DIRECTION: Output the records exactly. Include every line.

RECORDS TO PROCESS:
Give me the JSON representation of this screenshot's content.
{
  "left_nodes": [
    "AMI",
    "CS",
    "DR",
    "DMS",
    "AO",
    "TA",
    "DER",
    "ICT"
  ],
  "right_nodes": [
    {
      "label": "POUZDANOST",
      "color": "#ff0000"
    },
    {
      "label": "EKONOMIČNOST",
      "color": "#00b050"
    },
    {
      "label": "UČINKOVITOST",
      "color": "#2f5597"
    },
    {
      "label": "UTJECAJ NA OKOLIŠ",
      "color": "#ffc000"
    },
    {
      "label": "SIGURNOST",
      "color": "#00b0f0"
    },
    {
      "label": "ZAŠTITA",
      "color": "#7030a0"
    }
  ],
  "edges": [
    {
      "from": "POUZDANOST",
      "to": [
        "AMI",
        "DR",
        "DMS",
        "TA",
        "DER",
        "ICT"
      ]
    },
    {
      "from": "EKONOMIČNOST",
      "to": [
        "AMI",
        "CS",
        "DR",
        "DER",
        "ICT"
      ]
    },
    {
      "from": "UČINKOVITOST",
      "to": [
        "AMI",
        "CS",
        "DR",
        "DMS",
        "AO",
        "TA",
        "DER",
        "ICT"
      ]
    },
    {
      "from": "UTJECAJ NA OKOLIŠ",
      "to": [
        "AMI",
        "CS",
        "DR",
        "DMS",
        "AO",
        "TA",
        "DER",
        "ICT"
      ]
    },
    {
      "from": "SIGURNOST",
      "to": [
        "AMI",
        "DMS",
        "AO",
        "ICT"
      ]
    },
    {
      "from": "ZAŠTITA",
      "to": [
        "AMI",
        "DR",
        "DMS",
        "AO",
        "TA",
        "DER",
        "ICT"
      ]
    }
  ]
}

EXERCISE RESULT:
Give me the JSON representation of this screenshot's content.
{
  "left_nodes": [
    "AMI",
    "CS",
    "DR",
    "DMS",
    "AO",
    "TA",
    "DER",
    "ICT"
  ],
  "right_nodes": [
    {
      "label": "POUZDANOST",
      "color": "#ff0000"
    },
    {
      "label": "EKONOMIČNOST",
      "color": "#00b050"
    },
    {
      "label": "UČINKOVITOST",
      "color": "#2f5597"
    },
    {
      "label": "UTJECAJ NA OKOLIŠ",
      "color": "#ffc000"
    },
    {
      "label": "SIGURNOST",
      "color": "#00b0f0"
    },
    {
      "label": "ZAŠTITA",
      "color": "#7030a0"
    }
  ],
  "edges": [
    {
      "from": "POUZDANOST",
      "to": [
        "AMI",
        "DR",
        "DMS",
        "TA",
        "DER",
        "ICT"
      ]
    },
    {
      "from": "EKONOMIČNOST",
      "to": [
        "AMI",
        "CS",
        "DR",
        "DER",
        "ICT"
      ]
    },
    {
      "from": "UČINKOVITOST",
      "to": [
        "AMI",
        "CS",
        "DR",
        "DMS",
        "AO",
        "TA",
        "DER",
        "ICT"
      ]
    },
    {
      "from": "UTJECAJ NA OKOLIŠ",
      "to": [
        "AMI",
        "CS",
        "DR",
        "DMS",
        "AO",
        "TA",
        "DER",
        "ICT"
      ]
    },
    {
      "from": "SIGURNOST",
      "to": [
        "AMI",
        "DMS",
        "AO",
        "ICT"
      ]
    },
    {
      "from": "ZAŠTITA",
      "to": [
        "AMI",
        "DR",
        "DMS",
        "AO",
        "TA",
        "DER",
        "ICT"
      ]
    }
  ]
}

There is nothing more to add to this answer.